All of the material below is to be retyped exactly.
──────
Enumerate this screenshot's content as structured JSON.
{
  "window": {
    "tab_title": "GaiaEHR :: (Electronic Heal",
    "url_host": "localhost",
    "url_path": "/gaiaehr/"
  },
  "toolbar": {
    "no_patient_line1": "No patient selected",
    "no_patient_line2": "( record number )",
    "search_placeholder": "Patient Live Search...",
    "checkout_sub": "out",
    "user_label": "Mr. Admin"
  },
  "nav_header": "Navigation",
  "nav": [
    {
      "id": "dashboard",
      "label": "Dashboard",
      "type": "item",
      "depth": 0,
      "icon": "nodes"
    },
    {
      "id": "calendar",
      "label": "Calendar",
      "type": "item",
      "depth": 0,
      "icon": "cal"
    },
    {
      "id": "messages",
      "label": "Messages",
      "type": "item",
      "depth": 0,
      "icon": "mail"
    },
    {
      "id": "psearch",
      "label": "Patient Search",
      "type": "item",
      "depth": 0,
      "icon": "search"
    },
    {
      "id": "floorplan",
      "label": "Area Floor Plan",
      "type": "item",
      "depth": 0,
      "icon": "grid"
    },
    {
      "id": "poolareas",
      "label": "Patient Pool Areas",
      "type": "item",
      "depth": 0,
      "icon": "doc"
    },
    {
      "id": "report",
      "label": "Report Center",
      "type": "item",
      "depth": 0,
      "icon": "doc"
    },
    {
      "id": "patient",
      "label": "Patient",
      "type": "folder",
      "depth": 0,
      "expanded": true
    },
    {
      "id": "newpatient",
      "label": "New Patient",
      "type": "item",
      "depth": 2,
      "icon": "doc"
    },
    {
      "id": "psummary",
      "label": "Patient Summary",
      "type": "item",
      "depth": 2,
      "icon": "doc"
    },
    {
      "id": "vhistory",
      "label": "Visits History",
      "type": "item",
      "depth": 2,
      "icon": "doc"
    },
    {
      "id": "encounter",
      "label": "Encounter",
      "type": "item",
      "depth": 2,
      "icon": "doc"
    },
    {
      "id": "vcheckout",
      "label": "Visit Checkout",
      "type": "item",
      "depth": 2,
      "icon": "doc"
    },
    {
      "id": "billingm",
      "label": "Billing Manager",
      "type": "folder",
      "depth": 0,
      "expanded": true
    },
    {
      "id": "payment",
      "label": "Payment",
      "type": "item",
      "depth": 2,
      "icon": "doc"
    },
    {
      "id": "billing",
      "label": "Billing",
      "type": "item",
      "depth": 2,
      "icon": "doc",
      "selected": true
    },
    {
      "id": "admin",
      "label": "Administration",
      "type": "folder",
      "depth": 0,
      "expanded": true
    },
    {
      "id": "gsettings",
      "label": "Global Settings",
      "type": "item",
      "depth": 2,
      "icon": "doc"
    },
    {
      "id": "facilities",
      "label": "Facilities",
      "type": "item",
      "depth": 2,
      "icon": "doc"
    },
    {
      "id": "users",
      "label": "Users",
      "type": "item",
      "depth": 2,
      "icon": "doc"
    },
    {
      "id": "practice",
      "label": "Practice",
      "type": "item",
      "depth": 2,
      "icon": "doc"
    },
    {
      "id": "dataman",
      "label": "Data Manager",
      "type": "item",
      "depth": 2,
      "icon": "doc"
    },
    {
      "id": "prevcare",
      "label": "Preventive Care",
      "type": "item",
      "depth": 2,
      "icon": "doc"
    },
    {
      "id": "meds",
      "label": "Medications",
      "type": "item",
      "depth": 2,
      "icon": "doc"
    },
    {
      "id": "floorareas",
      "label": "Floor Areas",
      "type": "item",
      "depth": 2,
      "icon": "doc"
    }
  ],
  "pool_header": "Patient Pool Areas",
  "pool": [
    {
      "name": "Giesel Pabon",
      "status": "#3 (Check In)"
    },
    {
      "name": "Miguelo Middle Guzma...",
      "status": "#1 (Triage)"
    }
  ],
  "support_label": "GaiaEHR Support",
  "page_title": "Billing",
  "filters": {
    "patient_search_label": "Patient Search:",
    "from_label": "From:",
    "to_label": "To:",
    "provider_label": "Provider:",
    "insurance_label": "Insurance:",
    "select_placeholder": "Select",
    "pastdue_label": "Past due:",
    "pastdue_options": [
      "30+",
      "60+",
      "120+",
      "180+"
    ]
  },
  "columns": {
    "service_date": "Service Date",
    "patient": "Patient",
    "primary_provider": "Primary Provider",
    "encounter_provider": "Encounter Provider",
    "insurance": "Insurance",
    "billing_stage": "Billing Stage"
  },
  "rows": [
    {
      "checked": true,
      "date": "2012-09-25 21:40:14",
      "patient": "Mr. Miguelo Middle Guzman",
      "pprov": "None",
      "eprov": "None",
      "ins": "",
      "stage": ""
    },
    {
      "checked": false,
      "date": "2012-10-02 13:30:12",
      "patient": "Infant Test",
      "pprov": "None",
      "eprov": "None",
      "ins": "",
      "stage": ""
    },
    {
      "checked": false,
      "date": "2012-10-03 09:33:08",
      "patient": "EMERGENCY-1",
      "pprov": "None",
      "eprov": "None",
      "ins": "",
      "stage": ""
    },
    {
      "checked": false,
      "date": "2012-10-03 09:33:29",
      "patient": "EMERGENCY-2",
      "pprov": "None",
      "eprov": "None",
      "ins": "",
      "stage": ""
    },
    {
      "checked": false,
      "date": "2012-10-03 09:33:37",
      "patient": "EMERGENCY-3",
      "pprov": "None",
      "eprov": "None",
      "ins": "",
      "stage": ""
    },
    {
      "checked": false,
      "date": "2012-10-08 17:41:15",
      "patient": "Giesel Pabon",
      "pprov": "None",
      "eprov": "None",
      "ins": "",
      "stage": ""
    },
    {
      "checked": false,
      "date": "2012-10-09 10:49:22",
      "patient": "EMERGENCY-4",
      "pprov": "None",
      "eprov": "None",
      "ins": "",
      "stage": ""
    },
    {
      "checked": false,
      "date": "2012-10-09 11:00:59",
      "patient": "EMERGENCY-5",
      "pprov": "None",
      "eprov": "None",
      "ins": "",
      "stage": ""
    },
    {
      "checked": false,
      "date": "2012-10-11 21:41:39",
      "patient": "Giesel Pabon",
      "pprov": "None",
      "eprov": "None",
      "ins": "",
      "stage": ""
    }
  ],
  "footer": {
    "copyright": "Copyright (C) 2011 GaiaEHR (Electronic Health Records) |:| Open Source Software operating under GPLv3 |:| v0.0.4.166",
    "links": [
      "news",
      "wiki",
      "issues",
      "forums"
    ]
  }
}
──────
• [THE COMPLETED TASK]:
Enumerate this screenshot's content as structured JSON.
{
  "window": {
    "tab_title": "GaiaEHR :: (Electronic Heal",
    "url_host": "localhost",
    "url_path": "/gaiaehr/"
  },
  "toolbar": {
    "no_patient_line1": "No patient selected",
    "no_patient_line2": "( record number )",
    "search_placeholder": "Patient Live Search...",
    "checkout_sub": "out",
    "user_label": "Mr. Admin"
  },
  "nav_header": "Navigation",
  "nav": [
    {
      "id": "dashboard",
      "label": "Dashboard",
      "type": "item",
      "depth": 0,
      "icon": "nodes"
    },
    {
      "id": "calendar",
      "label": "Calendar",
      "type": "item",
      "depth": 0,
      "icon": "cal"
    },
    {
      "id": "messages",
      "label": "Messages",
      "type": "item",
      "depth": 0,
      "icon": "mail"
    },
    {
      "id": "psearch",
      "label": "Patient Search",
      "type": "item",
      "depth": 0,
      "icon": "search"
    },
    {
      "id": "floorplan",
      "label": "Area Floor Plan",
      "type": "item",
      "depth": 0,
      "icon": "grid"
    },
    {
      "id": "poolareas",
      "label": "Patient Pool Areas",
      "type": "item",
      "depth": 0,
      "icon": "doc"
    },
    {
      "id": "report",
      "label": "Report Center",
      "type": "item",
      "depth": 0,
      "icon": "doc"
    },
    {
      "id": "patient",
      "label": "Patient",
      "type": "folder",
      "depth": 0,
      "expanded": true
    },
    {
      "id": "newpatient",
      "label": "New Patient",
      "type": "item",
      "depth": 2,
      "icon": "doc"
    },
    {
      "id": "psummary",
      "label": "Patient Summary",
      "type": "item",
      "depth": 2,
      "icon": "doc"
    },
    {
      "id": "vhistory",
      "label": "Visits History",
      "type": "item",
      "depth": 2,
      "icon": "doc"
    },
    {
      "id": "encounter",
      "label": "Encounter",
      "type": "item",
      "depth": 2,
      "icon": "doc"
    },
    {
      "id": "vcheckout",
      "label": "Visit Checkout",
      "type": "item",
      "depth": 2,
      "icon": "doc"
    },
    {
      "id": "billingm",
      "label": "Billing Manager",
      "type": "folder",
      "depth": 0,
      "expanded": true
    },
    {
      "id": "payment",
      "label": "Payment",
      "type": "item",
      "depth": 2,
      "icon": "doc"
    },
    {
      "id": "billing",
      "label": "Billing",
      "type": "item",
      "depth": 2,
      "icon": "doc",
      "selected": true
    },
    {
      "id": "admin",
      "label": "Administration",
      "type": "folder",
      "depth": 0,
      "expanded": true
    },
    {
      "id": "gsettings",
      "label": "Global Settings",
      "type": "item",
      "depth": 2,
      "icon": "doc"
    },
    {
      "id": "facilities",
      "label": "Facilities",
      "type": "item",
      "depth": 2,
      "icon": "doc"
    },
    {
      "id": "users",
      "label": "Users",
      "type": "item",
      "depth": 2,
      "icon": "doc"
    },
    {
      "id": "practice",
      "label": "Practice",
      "type": "item",
      "depth": 2,
      "icon": "doc"
    },
    {
      "id": "dataman",
      "label": "Data Manager",
      "type": "item",
      "depth": 2,
      "icon": "doc"
    },
    {
      "id": "prevcare",
      "label": "Preventive Care",
      "type": "item",
      "depth": 2,
      "icon": "doc"
    },
    {
      "id": "meds",
      "label": "Medications",
      "type": "item",
      "depth": 2,
      "icon": "doc"
    },
    {
      "id": "floorareas",
      "label": "Floor Areas",
      "type": "item",
      "depth": 2,
      "icon": "doc"
    }
  ],
  "pool_header": "Patient Pool Areas",
  "pool": [
    {
      "name": "Giesel Pabon",
      "status": "#3 (Check In)"
    },
    {
      "name": "Miguelo Middle Guzma...",
      "status": "#1 (Triage)"
    }
  ],
  "support_label": "GaiaEHR Support",
  "page_title": "Billing",
  "filters": {
    "patient_search_label": "Patient Search:",
    "from_label": "From:",
    "to_label": "To:",
    "provider_label": "Provider:",
    "insurance_label": "Insurance:",
    "select_placeholder": "Select",
    "pastdue_label": "Past due:",
    "pastdue_options": [
      "30+",
      "60+",
      "120+",
      "180+"
    ]
  },
  "columns": {
    "service_date": "Service Date",
    "patient": "Patient",
    "primary_provider": "Primary Provider",
    "encounter_provider": "Encounter Provider",
    "insurance": "Insurance",
    "billing_stage": "Billing Stage"
  },
  "rows": [
    {
      "checked": true,
      "date": "2012-09-25 21:40:14",
      "patient": "Mr. Miguelo Middle Guzman",
      "pprov": "None",
      "eprov": "None",
      "ins": "",
      "stage": ""
    },
    {
      "checked": false,
      "date": "2012-10-02 13:30:12",
      "patient": "Infant Test",
      "pprov": "None",
      "eprov": "None",
      "ins": "",
      "stage": ""
    },
    {
      "checked": false,
      "date": "2012-10-03 09:33:08",
      "patient": "EMERGENCY-1",
      "pprov": "None",
      "eprov": "None",
      "ins": "",
      "stage": ""
    },
    {
      "checked": false,
      "date": "2012-10-03 09:33:29",
      "patient": "EMERGENCY-2",
      "pprov": "None",
      "eprov": "None",
      "ins": "",
      "stage": ""
    },
    {
      "checked": false,
      "date": "2012-10-03 09:33:37",
      "patient": "EMERGENCY-3",
      "pprov": "None",
      "eprov": "None",
      "ins": "",
      "stage": ""
    },
    {
      "checked": false,
      "date": "2012-10-08 17:41:15",
      "patient": "Giesel Pabon",
      "pprov": "None",
      "eprov": "None",
      "ins": "",
      "stage": ""
    },
    {
      "checked": false,
      "date": "2012-10-09 10:49:22",
      "patient": "EMERGENCY-4",
      "pprov": "None",
      "eprov": "None",
      "ins": "",
      "stage": ""
    },
    {
      "checked": false,
      "date": "2012-10-09 11:00:59",
      "patient": "EMERGENCY-5",
      "pprov": "None",
      "eprov": "None",
      "ins": "",
      "stage": ""
    },
    {
      "checked": false,
      "date": "2012-10-11 21:41:39",
      "patient": "Giesel Pabon",
      "pprov": "None",
      "eprov": "None",
      "ins": "",
      "stage": ""
    }
  ],
  "footer": {
    "copyright": "Copyright (C) 2011 GaiaEHR (Electronic Health Records) |:| Open Source Software operating under GPLv3 |:| v0.0.4.166",
    "links": [
      "news",
      "wiki",
      "issues",
      "forums"
    ]
  }
}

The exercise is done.